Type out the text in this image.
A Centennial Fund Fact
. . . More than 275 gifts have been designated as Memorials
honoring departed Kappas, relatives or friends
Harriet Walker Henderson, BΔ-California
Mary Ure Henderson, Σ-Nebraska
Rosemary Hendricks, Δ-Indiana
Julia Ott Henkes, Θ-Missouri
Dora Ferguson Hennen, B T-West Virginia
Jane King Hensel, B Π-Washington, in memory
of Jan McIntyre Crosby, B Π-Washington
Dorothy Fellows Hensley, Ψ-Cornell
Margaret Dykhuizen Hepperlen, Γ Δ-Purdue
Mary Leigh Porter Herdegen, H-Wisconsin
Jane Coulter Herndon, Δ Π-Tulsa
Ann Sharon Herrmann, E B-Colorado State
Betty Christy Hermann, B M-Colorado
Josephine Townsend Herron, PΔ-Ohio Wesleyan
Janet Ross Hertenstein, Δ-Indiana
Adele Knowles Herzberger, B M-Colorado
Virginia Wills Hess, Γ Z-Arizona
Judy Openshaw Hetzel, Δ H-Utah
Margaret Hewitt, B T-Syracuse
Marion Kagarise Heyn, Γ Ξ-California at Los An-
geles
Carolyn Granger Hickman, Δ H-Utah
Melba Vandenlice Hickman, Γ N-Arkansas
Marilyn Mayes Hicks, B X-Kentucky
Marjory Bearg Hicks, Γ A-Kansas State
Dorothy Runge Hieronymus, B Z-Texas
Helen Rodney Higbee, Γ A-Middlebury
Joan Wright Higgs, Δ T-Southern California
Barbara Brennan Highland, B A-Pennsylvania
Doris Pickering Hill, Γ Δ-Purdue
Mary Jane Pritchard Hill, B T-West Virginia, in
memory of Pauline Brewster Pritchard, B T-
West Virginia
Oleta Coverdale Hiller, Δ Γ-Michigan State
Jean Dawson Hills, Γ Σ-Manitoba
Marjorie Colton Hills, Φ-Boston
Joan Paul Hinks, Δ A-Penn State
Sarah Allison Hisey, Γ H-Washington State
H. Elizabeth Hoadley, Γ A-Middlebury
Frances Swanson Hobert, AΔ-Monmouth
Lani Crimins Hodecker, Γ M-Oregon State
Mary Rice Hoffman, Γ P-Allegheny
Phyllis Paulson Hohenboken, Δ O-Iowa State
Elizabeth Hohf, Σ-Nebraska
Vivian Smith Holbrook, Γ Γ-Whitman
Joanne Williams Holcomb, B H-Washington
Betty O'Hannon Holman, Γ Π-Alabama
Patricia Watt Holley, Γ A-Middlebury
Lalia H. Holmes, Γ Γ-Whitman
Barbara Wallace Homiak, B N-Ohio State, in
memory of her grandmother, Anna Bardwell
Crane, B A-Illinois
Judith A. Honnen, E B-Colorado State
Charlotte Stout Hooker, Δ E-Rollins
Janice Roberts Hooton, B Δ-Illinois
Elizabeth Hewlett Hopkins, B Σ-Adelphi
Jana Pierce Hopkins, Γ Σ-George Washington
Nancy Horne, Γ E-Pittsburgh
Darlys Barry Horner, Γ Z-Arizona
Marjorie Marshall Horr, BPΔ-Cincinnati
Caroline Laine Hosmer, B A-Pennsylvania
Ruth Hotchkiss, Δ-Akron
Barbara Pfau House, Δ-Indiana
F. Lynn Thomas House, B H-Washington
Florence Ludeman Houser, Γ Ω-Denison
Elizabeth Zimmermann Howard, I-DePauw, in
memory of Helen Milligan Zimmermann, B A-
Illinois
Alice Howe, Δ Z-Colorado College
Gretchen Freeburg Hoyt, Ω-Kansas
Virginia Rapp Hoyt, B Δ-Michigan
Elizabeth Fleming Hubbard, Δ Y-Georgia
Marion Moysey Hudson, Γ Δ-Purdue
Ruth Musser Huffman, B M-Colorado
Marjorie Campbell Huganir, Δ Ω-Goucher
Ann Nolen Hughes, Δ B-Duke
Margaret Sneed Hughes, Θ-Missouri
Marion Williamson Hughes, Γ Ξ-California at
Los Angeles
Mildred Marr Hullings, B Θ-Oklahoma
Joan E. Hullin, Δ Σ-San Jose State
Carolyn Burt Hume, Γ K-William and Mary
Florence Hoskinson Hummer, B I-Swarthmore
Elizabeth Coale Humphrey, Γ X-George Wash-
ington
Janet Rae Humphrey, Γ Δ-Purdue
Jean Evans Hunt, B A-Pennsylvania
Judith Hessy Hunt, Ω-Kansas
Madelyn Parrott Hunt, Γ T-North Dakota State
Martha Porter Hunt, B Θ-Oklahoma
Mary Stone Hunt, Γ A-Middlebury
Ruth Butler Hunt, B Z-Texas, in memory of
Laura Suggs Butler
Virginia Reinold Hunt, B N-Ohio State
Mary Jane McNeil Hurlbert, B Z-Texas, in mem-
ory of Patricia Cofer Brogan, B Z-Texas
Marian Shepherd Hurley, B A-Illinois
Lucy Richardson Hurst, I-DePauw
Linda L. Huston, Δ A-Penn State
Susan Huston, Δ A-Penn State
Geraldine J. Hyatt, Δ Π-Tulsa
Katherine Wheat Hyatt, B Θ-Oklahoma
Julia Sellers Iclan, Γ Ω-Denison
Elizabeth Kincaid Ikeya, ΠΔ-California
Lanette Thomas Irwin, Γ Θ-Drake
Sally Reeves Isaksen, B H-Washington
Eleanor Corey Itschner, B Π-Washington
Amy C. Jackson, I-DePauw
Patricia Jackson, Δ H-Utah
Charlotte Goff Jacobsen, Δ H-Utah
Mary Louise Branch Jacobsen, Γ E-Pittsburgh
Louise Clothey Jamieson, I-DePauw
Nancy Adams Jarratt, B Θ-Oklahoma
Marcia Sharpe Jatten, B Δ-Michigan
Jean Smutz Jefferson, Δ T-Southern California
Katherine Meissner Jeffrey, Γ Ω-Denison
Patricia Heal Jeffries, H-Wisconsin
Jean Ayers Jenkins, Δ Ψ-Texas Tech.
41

--------------------------------

Task directions
Collect the lines of the records that include the string "Virginia".

Task solution
Dora Ferguson Hennen, B T-West Virginia
Virginia Wills Hess, Γ Z-Arizona
Mary Jane Pritchard Hill, B T-West Virginia, in
West Virginia
Virginia Rapp Hoyt, B Δ-Michigan
Virginia Reinold Hunt, B N-Ohio State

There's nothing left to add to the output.